#### [Tasks to carry out]
A. In the CMAESOptimizer issue comment, which function call does the writer call out-of-place?
B. Repeat the part of the CMAESOptimizer issue comment starting at "The piece of" and ending at "of the computation).".

Start of Source extract

The piece of code which I find disturbing is at lines 559-563:
{code}
        damps = (1. + 2. * Math.max(0, Math.sqrt((mueff - 1.) /
                (dimension + 1.)) - 1.)) *
                Math.max(0.3, 1. - dimension /
                        (1e-6 + Math.min(maxIterations, getMaxEvaluations() /
                                lambda))) + cs; // minor increment

{code}

IMO, "getMaxEvaluations()" is out-of-place here, since it modifies the 
algorithm _behaviour_ whereas the API's intended behaviour is to limit 
processing time (assuming that function evaluation is the most expensive part 
of the computation).

If it's really the case, it should be made clear in the doc that 
"maxIterations" is not purely a counter, but modifies the algorithm's 
behaviour, and how the 2 (non-exceptional) stopping criteria ("maxIterations" 
and "stopFitness") play together.


                
> "maxIterations" specification in "CMAESOptimizer"
> -------------------------------------------------
>
>                 Key: MATH-873
>                 URL: https://issues.apache.org/jira/browse/MATH-873
>             Project: Commons Math
>          Issue Type: Improvement
>    Affects Versions: 3.0
>            Reporter: Gilles
>            Assignee: Gilles
>             Fix For: 3.1, 4.0
>
>
> The API to the optimizers assumes that the _iterative_ nature of the process 
> is controlled by specifying a number of allowed function evaluations. This 
> parameter is passed to the "optimize" method.
> In "CMAESOptimizer", there is an additional parameter, "maxIterations", that 
> serves a similar purpose (i.e. avoiding that the code runs "forever").
> There are also convergence criteria (an "internal" one, based on fitness, and 
> an "external" one, given through a user-defined convergence checker).
> It seems that the ideal termination is when convergence is achieved before 
> reaching the maximal count (be it iterations or function evaluations).
> In the current implementation, the algorithm terminates without raising an 
> exception and a "solution" is always returned at the end of the "generation 
> loop", even if it fails to meet any of the convergence criteria.

End of Source extract
Start of Given information

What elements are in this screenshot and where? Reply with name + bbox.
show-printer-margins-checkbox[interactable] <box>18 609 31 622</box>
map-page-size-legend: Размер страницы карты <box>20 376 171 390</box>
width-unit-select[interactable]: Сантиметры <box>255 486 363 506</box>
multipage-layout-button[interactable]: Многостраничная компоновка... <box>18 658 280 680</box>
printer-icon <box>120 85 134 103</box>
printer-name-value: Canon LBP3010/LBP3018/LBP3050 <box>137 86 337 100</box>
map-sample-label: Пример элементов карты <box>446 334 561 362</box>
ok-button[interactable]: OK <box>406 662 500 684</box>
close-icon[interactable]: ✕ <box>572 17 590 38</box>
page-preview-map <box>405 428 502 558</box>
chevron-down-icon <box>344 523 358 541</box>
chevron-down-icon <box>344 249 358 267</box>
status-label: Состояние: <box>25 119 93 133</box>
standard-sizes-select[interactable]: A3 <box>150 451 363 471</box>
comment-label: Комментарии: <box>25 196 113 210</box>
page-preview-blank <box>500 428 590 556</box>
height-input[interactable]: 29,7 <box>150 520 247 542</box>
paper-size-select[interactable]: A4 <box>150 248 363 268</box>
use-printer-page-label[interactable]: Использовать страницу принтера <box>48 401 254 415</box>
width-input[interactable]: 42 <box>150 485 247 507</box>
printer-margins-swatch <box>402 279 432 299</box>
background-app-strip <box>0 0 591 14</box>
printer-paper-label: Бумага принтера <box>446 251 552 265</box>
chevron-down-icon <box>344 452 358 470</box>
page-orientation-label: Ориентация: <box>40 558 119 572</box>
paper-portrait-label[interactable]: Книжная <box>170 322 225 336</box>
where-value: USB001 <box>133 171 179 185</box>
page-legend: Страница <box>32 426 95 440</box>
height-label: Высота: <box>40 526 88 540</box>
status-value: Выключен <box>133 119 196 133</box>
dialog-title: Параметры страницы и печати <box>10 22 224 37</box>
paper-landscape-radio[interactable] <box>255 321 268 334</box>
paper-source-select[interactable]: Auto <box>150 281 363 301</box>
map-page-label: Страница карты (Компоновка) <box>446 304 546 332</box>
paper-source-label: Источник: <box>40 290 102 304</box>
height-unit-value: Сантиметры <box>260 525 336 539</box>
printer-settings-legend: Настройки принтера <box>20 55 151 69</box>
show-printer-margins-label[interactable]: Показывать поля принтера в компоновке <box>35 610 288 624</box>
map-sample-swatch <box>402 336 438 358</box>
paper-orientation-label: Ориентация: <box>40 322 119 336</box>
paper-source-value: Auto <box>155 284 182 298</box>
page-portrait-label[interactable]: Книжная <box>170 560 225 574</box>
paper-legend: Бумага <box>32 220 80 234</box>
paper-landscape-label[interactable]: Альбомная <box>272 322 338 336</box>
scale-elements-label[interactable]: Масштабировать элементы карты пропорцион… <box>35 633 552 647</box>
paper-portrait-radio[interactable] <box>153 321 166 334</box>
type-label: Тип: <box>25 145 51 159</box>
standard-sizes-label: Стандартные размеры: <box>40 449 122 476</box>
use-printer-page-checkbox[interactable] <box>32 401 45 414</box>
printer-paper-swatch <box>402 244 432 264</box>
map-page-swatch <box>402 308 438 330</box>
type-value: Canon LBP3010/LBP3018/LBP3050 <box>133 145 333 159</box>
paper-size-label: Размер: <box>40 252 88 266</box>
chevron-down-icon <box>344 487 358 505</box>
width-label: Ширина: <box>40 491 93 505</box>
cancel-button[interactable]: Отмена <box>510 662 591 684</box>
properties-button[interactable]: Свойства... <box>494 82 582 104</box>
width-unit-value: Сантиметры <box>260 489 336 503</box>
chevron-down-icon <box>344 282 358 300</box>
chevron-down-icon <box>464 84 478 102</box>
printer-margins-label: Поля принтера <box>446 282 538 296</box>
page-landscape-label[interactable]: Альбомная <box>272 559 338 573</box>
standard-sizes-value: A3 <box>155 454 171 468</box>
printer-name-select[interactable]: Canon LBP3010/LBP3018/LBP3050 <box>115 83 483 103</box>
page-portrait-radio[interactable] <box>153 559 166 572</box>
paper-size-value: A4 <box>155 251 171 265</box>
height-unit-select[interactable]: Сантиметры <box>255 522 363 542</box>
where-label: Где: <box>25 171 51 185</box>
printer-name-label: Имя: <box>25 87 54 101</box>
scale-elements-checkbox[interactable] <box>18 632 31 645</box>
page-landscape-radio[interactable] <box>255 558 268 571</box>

End of Given information

#### [Per-task outputs]
A. "getMaxEvaluations()"

B.
The piece of code which I find disturbing is at lines 559-563:
{code}
        damps = (1. + 2. * Math.max(0, Math.sqrt((mueff - 1.) /
                (dimension + 1.)) - 1.)) *
                Math.max(0.3, 1. - dimension /
                        (1e-6 + Math.min(maxIterations, getMaxEvaluations() /
                                lambda))) + cs; // minor increment

{code}

IMO, "getMaxEvaluations()" is out-of-place here, since it modifies the 
algorithm _behaviour_ whereas the API's intended behaviour is to limit 
processing time (assuming that function evaluation is the most expensive part 
of the computation).